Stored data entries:
---*---

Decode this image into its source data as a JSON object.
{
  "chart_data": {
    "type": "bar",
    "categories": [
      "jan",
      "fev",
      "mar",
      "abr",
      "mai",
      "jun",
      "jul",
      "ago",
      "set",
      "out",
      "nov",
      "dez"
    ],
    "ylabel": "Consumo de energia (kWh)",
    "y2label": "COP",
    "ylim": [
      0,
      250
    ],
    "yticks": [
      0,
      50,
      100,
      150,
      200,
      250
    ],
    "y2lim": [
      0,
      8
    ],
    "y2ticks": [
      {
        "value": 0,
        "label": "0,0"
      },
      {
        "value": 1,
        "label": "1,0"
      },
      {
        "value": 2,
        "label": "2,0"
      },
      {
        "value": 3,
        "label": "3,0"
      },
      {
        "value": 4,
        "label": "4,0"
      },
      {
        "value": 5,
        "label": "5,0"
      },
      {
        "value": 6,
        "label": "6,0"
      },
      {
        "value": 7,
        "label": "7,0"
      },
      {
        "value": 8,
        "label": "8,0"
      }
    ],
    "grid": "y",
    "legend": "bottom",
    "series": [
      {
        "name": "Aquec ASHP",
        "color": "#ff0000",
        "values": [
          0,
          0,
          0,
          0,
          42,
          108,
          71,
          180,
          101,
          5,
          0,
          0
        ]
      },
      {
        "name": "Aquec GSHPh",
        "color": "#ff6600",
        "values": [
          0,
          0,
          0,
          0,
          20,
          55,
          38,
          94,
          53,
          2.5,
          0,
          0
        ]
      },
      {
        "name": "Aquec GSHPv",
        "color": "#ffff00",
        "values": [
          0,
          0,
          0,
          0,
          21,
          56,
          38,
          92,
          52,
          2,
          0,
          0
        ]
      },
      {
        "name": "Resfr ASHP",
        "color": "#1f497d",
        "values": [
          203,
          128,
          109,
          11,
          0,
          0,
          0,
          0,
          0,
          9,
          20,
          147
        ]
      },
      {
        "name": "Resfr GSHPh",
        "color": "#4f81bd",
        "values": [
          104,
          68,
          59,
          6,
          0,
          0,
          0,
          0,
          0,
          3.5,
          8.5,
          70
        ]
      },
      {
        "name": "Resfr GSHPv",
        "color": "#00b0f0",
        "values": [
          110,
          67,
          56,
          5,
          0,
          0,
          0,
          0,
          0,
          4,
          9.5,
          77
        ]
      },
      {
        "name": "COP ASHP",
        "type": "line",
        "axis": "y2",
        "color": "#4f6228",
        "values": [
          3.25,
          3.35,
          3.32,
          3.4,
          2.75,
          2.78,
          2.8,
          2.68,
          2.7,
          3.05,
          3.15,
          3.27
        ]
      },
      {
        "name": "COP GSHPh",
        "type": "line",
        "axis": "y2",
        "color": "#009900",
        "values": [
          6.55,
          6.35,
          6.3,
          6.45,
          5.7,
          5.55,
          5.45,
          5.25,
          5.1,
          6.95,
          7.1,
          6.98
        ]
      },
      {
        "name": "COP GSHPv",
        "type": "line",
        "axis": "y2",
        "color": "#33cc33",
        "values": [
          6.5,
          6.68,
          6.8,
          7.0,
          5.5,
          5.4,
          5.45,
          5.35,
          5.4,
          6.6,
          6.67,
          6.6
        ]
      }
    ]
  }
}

---*---

◆ What the task asks: Copy out every line in the listing where the word "color" appears.

◆ Written answer:
        "color": "#ff0000",
        "color": "#ff6600",
        "color": "#ffff00",
        "color": "#1f497d",
        "color": "#4f81bd",
        "color": "#00b0f0",
        "color": "#4f6228",
        "color": "#009900",
        "color": "#33cc33",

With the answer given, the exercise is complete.